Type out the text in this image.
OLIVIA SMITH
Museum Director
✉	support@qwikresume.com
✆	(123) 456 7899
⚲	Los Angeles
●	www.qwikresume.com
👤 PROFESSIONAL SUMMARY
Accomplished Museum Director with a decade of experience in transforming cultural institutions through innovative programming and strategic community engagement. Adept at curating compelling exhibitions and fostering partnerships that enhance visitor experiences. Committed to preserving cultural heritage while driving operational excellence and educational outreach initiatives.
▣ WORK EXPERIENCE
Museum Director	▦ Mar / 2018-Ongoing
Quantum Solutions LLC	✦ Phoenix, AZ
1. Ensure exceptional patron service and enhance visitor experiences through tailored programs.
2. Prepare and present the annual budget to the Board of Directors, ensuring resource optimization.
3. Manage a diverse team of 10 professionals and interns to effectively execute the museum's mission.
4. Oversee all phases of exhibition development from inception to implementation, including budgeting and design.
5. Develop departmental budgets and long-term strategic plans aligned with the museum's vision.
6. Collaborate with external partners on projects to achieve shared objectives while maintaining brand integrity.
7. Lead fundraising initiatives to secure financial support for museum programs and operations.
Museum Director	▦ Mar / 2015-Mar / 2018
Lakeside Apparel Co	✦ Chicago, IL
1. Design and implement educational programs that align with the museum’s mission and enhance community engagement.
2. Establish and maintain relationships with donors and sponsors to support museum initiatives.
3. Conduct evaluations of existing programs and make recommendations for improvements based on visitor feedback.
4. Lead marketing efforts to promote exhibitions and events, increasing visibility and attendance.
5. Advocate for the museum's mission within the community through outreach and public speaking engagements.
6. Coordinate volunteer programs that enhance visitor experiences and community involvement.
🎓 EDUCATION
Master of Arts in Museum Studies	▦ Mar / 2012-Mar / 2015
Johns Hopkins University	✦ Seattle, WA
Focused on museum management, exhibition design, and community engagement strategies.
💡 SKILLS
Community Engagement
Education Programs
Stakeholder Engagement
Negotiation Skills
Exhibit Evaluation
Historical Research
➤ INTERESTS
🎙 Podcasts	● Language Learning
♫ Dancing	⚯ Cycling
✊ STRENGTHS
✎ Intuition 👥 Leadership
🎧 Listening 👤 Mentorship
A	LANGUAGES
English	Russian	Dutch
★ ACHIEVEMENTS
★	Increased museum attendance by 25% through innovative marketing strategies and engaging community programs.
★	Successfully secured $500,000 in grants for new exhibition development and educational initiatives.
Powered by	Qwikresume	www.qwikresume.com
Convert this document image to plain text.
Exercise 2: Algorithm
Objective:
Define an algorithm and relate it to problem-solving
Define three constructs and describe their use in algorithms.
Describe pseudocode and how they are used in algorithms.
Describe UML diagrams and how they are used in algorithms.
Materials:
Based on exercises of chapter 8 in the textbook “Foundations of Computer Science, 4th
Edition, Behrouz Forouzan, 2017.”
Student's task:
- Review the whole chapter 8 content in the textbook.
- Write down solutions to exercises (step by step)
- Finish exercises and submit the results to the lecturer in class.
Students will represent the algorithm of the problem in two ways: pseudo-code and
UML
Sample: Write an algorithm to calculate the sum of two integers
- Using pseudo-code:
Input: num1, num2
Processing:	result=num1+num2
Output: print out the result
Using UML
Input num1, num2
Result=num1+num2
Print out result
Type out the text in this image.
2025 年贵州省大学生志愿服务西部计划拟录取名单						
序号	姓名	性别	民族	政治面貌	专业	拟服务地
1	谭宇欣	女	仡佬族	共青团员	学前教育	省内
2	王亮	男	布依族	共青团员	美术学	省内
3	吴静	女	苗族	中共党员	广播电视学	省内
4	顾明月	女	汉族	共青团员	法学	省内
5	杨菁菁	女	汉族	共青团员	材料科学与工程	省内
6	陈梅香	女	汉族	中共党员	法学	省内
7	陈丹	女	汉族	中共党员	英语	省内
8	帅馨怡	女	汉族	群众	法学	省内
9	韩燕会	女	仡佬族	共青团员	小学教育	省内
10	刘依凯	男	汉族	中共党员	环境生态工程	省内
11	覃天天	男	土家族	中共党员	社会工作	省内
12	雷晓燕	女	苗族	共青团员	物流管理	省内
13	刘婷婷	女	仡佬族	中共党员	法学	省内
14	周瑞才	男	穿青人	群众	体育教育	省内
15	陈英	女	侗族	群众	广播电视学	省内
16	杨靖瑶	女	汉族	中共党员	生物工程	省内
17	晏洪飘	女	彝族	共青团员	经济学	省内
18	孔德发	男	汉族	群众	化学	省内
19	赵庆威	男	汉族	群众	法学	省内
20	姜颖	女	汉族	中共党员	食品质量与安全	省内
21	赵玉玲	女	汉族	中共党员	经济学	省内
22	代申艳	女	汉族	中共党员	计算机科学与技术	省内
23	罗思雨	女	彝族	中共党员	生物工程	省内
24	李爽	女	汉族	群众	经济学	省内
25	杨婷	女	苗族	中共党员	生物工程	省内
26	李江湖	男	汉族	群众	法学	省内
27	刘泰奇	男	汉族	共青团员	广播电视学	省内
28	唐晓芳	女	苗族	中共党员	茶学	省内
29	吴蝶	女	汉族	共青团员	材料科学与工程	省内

************

What you should do> Across the entries, how many lines hold the word "outreach"? Say only the number.

Output for this task> 2